Every line below should be repeated exactly.

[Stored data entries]
** START **

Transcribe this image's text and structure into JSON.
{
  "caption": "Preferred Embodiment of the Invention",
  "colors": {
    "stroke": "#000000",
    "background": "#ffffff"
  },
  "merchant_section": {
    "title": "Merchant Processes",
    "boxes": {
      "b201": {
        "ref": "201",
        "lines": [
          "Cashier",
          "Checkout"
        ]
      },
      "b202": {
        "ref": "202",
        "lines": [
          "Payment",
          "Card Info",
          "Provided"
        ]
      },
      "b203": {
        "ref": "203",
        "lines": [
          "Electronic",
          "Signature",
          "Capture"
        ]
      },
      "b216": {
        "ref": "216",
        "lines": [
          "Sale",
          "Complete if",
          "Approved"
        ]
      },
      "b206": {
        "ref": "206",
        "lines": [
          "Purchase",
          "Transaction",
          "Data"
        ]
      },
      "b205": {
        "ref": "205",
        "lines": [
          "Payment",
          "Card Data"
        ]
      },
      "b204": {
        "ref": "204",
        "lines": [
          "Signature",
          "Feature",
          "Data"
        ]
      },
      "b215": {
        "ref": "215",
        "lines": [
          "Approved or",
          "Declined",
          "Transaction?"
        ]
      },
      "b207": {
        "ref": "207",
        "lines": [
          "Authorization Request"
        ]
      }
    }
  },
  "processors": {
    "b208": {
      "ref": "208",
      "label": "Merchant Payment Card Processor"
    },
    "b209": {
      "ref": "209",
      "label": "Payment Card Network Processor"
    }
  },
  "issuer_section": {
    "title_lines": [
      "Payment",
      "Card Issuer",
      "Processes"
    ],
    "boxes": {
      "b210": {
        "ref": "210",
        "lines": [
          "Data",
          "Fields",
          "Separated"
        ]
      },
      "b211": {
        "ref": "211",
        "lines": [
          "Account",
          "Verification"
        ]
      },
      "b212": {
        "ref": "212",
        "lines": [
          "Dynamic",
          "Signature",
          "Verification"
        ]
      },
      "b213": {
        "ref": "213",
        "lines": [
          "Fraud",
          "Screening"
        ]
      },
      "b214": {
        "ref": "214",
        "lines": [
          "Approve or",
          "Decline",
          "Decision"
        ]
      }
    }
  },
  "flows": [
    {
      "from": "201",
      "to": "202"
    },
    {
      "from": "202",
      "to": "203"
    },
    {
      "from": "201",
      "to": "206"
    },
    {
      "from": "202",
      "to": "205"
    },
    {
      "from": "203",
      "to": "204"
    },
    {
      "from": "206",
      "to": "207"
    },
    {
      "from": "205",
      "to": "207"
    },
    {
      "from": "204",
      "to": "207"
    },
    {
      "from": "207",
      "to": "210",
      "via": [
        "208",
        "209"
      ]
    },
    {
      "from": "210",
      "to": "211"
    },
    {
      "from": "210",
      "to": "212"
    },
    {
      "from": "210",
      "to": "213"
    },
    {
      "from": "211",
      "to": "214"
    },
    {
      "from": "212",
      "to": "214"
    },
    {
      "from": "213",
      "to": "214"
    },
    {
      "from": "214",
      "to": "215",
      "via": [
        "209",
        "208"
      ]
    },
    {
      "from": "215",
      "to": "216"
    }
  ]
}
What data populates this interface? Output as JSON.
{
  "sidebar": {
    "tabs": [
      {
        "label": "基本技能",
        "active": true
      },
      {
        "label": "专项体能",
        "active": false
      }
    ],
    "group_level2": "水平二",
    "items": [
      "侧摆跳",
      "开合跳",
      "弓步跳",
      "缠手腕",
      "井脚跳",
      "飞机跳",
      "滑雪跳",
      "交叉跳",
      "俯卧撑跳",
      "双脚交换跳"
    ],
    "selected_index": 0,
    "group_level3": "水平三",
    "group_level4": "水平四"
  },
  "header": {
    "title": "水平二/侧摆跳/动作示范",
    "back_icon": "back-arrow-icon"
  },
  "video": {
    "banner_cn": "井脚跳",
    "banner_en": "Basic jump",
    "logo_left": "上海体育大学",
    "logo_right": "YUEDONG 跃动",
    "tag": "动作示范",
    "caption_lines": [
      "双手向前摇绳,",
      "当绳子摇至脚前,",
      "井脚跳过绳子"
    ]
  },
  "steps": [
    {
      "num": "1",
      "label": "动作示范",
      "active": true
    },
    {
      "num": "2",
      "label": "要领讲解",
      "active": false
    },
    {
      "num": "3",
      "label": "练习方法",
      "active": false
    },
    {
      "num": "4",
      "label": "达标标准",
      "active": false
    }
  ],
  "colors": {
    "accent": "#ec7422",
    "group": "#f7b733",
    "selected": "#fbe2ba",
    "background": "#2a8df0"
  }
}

** END **

→ **The response**
Transcribe this image's text and structure into JSON.
{
  "caption": "Preferred Embodiment of the Invention",
  "colors": {
    "stroke": "#000000",
    "background": "#ffffff"
  },
  "merchant_section": {
    "title": "Merchant Processes",
    "boxes": {
      "b201": {
        "ref": "201",
        "lines": [
          "Cashier",
          "Checkout"
        ]
      },
      "b202": {
        "ref": "202",
        "lines": [
          "Payment",
          "Card Info",
          "Provided"
        ]
      },
      "b203": {
        "ref": "203",
        "lines": [
          "Electronic",
          "Signature",
          "Capture"
        ]
      },
      "b216": {
        "ref": "216",
        "lines": [
          "Sale",
          "Complete if",
          "Approved"
        ]
      },
      "b206": {
        "ref": "206",
        "lines": [
          "Purchase",
          "Transaction",
          "Data"
        ]
      },
      "b205": {
        "ref": "205",
        "lines": [
          "Payment",
          "Card Data"
        ]
      },
      "b204": {
        "ref": "204",
        "lines": [
          "Signature",
          "Feature",
          "Data"
        ]
      },
      "b215": {
        "ref": "215",
        "lines": [
          "Approved or",
          "Declined",
          "Transaction?"
        ]
      },
      "b207": {
        "ref": "207",
        "lines": [
          "Authorization Request"
        ]
      }
    }
  },
  "processors": {
    "b208": {
      "ref": "208",
      "label": "Merchant Payment Card Processor"
    },
    "b209": {
      "ref": "209",
      "label": "Payment Card Network Processor"
    }
  },
  "issuer_section": {
    "title_lines": [
      "Payment",
      "Card Issuer",
      "Processes"
    ],
    "boxes": {
      "b210": {
        "ref": "210",
        "lines": [
          "Data",
          "Fields",
          "Separated"
        ]
      },
      "b211": {
        "ref": "211",
        "lines": [
          "Account",
          "Verification"
        ]
      },
      "b212": {
        "ref": "212",
        "lines": [
          "Dynamic",
          "Signature",
          "Verification"
        ]
      },
      "b213": {
        "ref": "213",
        "lines": [
          "Fraud",
          "Screening"
        ]
      },
      "b214": {
        "ref": "214",
        "lines": [
          "Approve or",
          "Decline",
          "Decision"
        ]
      }
    }
  },
  "flows": [
    {
      "from": "201",
      "to": "202"
    },
    {
      "from": "202",
      "to": "203"
    },
    {
      "from": "201",
      "to": "206"
    },
    {
      "from": "202",
      "to": "205"
    },
    {
      "from": "203",
      "to": "204"
    },
    {
      "from": "206",
      "to": "207"
    },
    {
      "from": "205",
      "to": "207"
    },
    {
      "from": "204",
      "to": "207"
    },
    {
      "from": "207",
      "to": "210",
      "via": [
        "208",
        "209"
      ]
    },
    {
      "from": "210",
      "to": "211"
    },
    {
      "from": "210",
      "to": "212"
    },
    {
      "from": "210",
      "to": "213"
    },
    {
      "from": "211",
      "to": "214"
    },
    {
      "from": "212",
      "to": "214"
    },
    {
      "from": "213",
      "to": "214"
    },
    {
      "from": "214",
      "to": "215",
      "via": [
        "209",
        "208"
      ]
    },
    {
      "from": "215",
      "to": "216"
    }
  ]
}
What data populates this interface? Output as JSON.
{
  "sidebar": {
    "tabs": [
      {
        "label": "基本技能",
        "active": true
      },
      {
        "label": "专项体能",
        "active": false
      }
    ],
    "group_level2": "水平二",
    "items": [
      "侧摆跳",
      "开合跳",
      "弓步跳",
      "缠手腕",
      "井脚跳",
      "飞机跳",
      "滑雪跳",
      "交叉跳",
      "俯卧撑跳",
      "双脚交换跳"
    ],
    "selected_index": 0,
    "group_level3": "水平三",
    "group_level4": "水平四"
  },
  "header": {
    "title": "水平二/侧摆跳/动作示范",
    "back_icon": "back-arrow-icon"
  },
  "video": {
    "banner_cn": "井脚跳",
    "banner_en": "Basic jump",
    "logo_left": "上海体育大学",
    "logo_right": "YUEDONG 跃动",
    "tag": "动作示范",
    "caption_lines": [
      "双手向前摇绳,",
      "当绳子摇至脚前,",
      "井脚跳过绳子"
    ]
  },
  "steps": [
    {
      "num": "1",
      "label": "动作示范",
      "active": true
    },
    {
      "num": "2",
      "label": "要领讲解",
      "active": false
    },
    {
      "num": "3",
      "label": "练习方法",
      "active": false
    },
    {
      "num": "4",
      "label": "达标标准",
      "active": false
    }
  ],
  "colors": {
    "accent": "#ec7422",
    "group": "#f7b733",
    "selected": "#fbe2ba",
    "background": "#2a8df0"
  }
}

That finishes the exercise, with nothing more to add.